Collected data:
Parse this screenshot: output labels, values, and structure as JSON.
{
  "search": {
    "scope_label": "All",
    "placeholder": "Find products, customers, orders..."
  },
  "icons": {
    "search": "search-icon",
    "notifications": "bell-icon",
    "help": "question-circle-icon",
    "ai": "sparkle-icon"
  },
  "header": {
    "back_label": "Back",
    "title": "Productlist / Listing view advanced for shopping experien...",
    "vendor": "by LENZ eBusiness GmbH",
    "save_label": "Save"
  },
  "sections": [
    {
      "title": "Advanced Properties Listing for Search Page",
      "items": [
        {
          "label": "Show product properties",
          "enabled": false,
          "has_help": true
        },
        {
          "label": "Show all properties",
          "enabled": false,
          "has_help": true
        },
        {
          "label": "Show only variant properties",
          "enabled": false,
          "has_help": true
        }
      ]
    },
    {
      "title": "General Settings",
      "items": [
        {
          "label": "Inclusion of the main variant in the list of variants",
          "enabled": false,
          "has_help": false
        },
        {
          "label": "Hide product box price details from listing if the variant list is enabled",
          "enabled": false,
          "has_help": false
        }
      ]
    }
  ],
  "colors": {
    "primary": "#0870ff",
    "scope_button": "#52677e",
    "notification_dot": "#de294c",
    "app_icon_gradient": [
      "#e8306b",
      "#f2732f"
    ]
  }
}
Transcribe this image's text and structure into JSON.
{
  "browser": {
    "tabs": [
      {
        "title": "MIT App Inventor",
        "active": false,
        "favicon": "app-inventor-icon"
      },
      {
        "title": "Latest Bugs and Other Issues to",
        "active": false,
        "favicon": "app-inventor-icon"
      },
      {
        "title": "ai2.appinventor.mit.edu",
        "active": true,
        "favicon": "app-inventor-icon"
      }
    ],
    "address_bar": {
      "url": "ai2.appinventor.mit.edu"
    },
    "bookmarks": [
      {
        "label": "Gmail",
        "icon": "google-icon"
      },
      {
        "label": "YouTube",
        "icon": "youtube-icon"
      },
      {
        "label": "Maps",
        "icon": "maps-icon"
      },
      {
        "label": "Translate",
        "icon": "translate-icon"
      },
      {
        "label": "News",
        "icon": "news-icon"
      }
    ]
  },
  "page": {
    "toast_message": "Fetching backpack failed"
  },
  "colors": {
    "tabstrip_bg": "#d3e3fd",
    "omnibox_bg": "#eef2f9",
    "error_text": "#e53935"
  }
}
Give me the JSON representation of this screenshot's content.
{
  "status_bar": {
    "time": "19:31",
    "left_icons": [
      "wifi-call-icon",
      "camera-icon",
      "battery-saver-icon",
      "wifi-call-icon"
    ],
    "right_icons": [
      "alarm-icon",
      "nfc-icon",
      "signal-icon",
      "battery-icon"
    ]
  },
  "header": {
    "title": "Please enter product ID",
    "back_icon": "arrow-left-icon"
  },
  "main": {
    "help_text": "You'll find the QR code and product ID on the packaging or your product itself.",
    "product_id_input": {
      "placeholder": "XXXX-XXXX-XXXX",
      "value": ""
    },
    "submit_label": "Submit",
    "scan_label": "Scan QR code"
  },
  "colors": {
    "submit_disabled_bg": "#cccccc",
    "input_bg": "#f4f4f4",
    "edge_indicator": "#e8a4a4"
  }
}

Requirement: Each record must be repeated exactly as it is.

Final result:
Parse this screenshot: output labels, values, and structure as JSON.
{
  "search": {
    "scope_label": "All",
    "placeholder": "Find products, customers, orders..."
  },
  "icons": {
    "search": "search-icon",
    "notifications": "bell-icon",
    "help": "question-circle-icon",
    "ai": "sparkle-icon"
  },
  "header": {
    "back_label": "Back",
    "title": "Productlist / Listing view advanced for shopping experien...",
    "vendor": "by LENZ eBusiness GmbH",
    "save_label": "Save"
  },
  "sections": [
    {
      "title": "Advanced Properties Listing for Search Page",
      "items": [
        {
          "label": "Show product properties",
          "enabled": false,
          "has_help": true
        },
        {
          "label": "Show all properties",
          "enabled": false,
          "has_help": true
        },
        {
          "label": "Show only variant properties",
          "enabled": false,
          "has_help": true
        }
      ]
    },
    {
      "title": "General Settings",
      "items": [
        {
          "label": "Inclusion of the main variant in the list of variants",
          "enabled": false,
          "has_help": false
        },
        {
          "label": "Hide product box price details from listing if the variant list is enabled",
          "enabled": false,
          "has_help": false
        }
      ]
    }
  ],
  "colors": {
    "primary": "#0870ff",
    "scope_button": "#52677e",
    "notification_dot": "#de294c",
    "app_icon_gradient": [
      "#e8306b",
      "#f2732f"
    ]
  }
}
Transcribe this image's text and structure into JSON.
{
  "browser": {
    "tabs": [
      {
        "title": "MIT App Inventor",
        "active": false,
        "favicon": "app-inventor-icon"
      },
      {
        "title": "Latest Bugs and Other Issues to",
        "active": false,
        "favicon": "app-inventor-icon"
      },
      {
        "title": "ai2.appinventor.mit.edu",
        "active": true,
        "favicon": "app-inventor-icon"
      }
    ],
    "address_bar": {
      "url": "ai2.appinventor.mit.edu"
    },
    "bookmarks": [
      {
        "label": "Gmail",
        "icon": "google-icon"
      },
      {
        "label": "YouTube",
        "icon": "youtube-icon"
      },
      {
        "label": "Maps",
        "icon": "maps-icon"
      },
      {
        "label": "Translate",
        "icon": "translate-icon"
      },
      {
        "label": "News",
        "icon": "news-icon"
      }
    ]
  },
  "page": {
    "toast_message": "Fetching backpack failed"
  },
  "colors": {
    "tabstrip_bg": "#d3e3fd",
    "omnibox_bg": "#eef2f9",
    "error_text": "#e53935"
  }
}
Give me the JSON representation of this screenshot's content.
{
  "status_bar": {
    "time": "19:31",
    "left_icons": [
      "wifi-call-icon",
      "camera-icon",
      "battery-saver-icon",
      "wifi-call-icon"
    ],
    "right_icons": [
      "alarm-icon",
      "nfc-icon",
      "signal-icon",
      "battery-icon"
    ]
  },
  "header": {
    "title": "Please enter product ID",
    "back_icon": "arrow-left-icon"
  },
  "main": {
    "help_text": "You'll find the QR code and product ID on the packaging or your product itself.",
    "product_id_input": {
      "placeholder": "XXXX-XXXX-XXXX",
      "value": ""
    },
    "submit_label": "Submit",
    "scan_label": "Scan QR code"
  },
  "colors": {
    "submit_disabled_bg": "#cccccc",
    "input_bg": "#f4f4f4",
    "edge_indicator": "#e8a4a4"
  }
}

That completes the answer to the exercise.